» STATED GOAL
Quote every line of the material beneath this one.

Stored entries
──────────────────────────────

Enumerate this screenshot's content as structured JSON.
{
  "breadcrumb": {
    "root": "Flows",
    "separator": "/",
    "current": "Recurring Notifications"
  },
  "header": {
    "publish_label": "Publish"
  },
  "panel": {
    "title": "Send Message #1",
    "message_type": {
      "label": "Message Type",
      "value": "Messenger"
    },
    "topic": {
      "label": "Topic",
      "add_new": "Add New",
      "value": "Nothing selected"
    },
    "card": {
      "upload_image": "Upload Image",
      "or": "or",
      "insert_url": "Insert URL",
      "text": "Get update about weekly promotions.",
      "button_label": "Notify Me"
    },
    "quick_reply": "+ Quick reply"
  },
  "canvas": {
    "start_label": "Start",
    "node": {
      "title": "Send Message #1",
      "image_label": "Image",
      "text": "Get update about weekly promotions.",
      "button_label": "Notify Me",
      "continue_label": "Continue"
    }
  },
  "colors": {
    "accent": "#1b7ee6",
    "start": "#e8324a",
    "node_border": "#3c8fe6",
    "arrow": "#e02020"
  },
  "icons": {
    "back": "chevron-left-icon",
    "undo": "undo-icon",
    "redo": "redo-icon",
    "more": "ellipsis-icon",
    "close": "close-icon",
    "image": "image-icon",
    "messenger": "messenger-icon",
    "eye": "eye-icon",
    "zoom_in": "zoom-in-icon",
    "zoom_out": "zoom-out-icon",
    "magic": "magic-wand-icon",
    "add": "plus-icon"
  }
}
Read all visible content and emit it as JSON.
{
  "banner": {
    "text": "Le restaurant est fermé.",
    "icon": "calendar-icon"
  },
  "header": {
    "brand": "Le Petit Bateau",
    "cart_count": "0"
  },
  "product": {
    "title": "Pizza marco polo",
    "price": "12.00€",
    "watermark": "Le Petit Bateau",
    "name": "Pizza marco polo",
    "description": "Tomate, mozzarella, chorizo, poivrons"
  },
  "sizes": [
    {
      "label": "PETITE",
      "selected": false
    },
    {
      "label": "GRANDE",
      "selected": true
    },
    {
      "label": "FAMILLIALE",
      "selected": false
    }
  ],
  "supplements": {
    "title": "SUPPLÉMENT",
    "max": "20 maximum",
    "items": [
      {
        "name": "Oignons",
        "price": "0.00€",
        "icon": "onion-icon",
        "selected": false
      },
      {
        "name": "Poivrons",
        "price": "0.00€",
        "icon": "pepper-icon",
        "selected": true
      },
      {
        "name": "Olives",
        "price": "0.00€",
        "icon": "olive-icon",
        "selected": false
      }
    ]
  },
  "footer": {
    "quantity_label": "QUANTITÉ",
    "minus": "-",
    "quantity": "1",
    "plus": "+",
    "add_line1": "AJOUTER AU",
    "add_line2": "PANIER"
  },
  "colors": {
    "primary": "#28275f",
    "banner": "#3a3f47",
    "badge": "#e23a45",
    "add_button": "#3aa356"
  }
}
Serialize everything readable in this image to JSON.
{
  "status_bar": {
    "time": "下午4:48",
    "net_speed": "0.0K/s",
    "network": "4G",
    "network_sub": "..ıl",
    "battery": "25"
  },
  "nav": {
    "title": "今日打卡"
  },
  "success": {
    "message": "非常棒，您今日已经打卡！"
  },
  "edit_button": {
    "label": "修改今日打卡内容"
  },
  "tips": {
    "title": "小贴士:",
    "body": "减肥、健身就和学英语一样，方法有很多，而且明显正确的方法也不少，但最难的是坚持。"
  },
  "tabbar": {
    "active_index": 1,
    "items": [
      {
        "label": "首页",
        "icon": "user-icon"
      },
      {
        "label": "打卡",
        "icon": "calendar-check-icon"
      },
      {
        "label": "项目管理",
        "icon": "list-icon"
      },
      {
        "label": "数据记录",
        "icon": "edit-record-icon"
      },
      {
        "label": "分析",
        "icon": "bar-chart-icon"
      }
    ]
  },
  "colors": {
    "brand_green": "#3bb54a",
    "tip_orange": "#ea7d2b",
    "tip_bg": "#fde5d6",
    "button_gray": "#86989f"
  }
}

──────────────────────────────

» THE REPLY
Enumerate this screenshot's content as structured JSON.
{
  "breadcrumb": {
    "root": "Flows",
    "separator": "/",
    "current": "Recurring Notifications"
  },
  "header": {
    "publish_label": "Publish"
  },
  "panel": {
    "title": "Send Message #1",
    "message_type": {
      "label": "Message Type",
      "value": "Messenger"
    },
    "topic": {
      "label": "Topic",
      "add_new": "Add New",
      "value": "Nothing selected"
    },
    "card": {
      "upload_image": "Upload Image",
      "or": "or",
      "insert_url": "Insert URL",
      "text": "Get update about weekly promotions.",
      "button_label": "Notify Me"
    },
    "quick_reply": "+ Quick reply"
  },
  "canvas": {
    "start_label": "Start",
    "node": {
      "title": "Send Message #1",
      "image_label": "Image",
      "text": "Get update about weekly promotions.",
      "button_label": "Notify Me",
      "continue_label": "Continue"
    }
  },
  "colors": {
    "accent": "#1b7ee6",
    "start": "#e8324a",
    "node_border": "#3c8fe6",
    "arrow": "#e02020"
  },
  "icons": {
    "back": "chevron-left-icon",
    "undo": "undo-icon",
    "redo": "redo-icon",
    "more": "ellipsis-icon",
    "close": "close-icon",
    "image": "image-icon",
    "messenger": "messenger-icon",
    "eye": "eye-icon",
    "zoom_in": "zoom-in-icon",
    "zoom_out": "zoom-out-icon",
    "magic": "magic-wand-icon",
    "add": "plus-icon"
  }
}
Read all visible content and emit it as JSON.
{
  "banner": {
    "text": "Le restaurant est fermé.",
    "icon": "calendar-icon"
  },
  "header": {
    "brand": "Le Petit Bateau",
    "cart_count": "0"
  },
  "product": {
    "title": "Pizza marco polo",
    "price": "12.00€",
    "watermark": "Le Petit Bateau",
    "name": "Pizza marco polo",
    "description": "Tomate, mozzarella, chorizo, poivrons"
  },
  "sizes": [
    {
      "label": "PETITE",
      "selected": false
    },
    {
      "label": "GRANDE",
      "selected": true
    },
    {
      "label": "FAMILLIALE",
      "selected": false
    }
  ],
  "supplements": {
    "title": "SUPPLÉMENT",
    "max": "20 maximum",
    "items": [
      {
        "name": "Oignons",
        "price": "0.00€",
        "icon": "onion-icon",
        "selected": false
      },
      {
        "name": "Poivrons",
        "price": "0.00€",
        "icon": "pepper-icon",
        "selected": true
      },
      {
        "name": "Olives",
        "price": "0.00€",
        "icon": "olive-icon",
        "selected": false
      }
    ]
  },
  "footer": {
    "quantity_label": "QUANTITÉ",
    "minus": "-",
    "quantity": "1",
    "plus": "+",
    "add_line1": "AJOUTER AU",
    "add_line2": "PANIER"
  },
  "colors": {
    "primary": "#28275f",
    "banner": "#3a3f47",
    "badge": "#e23a45",
    "add_button": "#3aa356"
  }
}
Serialize everything readable in this image to JSON.
{
  "status_bar": {
    "time": "下午4:48",
    "net_speed": "0.0K/s",
    "network": "4G",
    "network_sub": "..ıl",
    "battery": "25"
  },
  "nav": {
    "title": "今日打卡"
  },
  "success": {
    "message": "非常棒，您今日已经打卡！"
  },
  "edit_button": {
    "label": "修改今日打卡内容"
  },
  "tips": {
    "title": "小贴士:",
    "body": "减肥、健身就和学英语一样，方法有很多，而且明显正确的方法也不少，但最难的是坚持。"
  },
  "tabbar": {
    "active_index": 1,
    "items": [
      {
        "label": "首页",
        "icon": "user-icon"
      },
      {
        "label": "打卡",
        "icon": "calendar-check-icon"
      },
      {
        "label": "项目管理",
        "icon": "list-icon"
      },
      {
        "label": "数据记录",
        "icon": "edit-record-icon"
      },
      {
        "label": "分析",
        "icon": "bar-chart-icon"
      }
    ]
  },
  "colors": {
    "brand_green": "#3bb54a",
    "tip_orange": "#ea7d2b",
    "tip_bg": "#fde5d6",
    "button_gray": "#86989f"
  }
}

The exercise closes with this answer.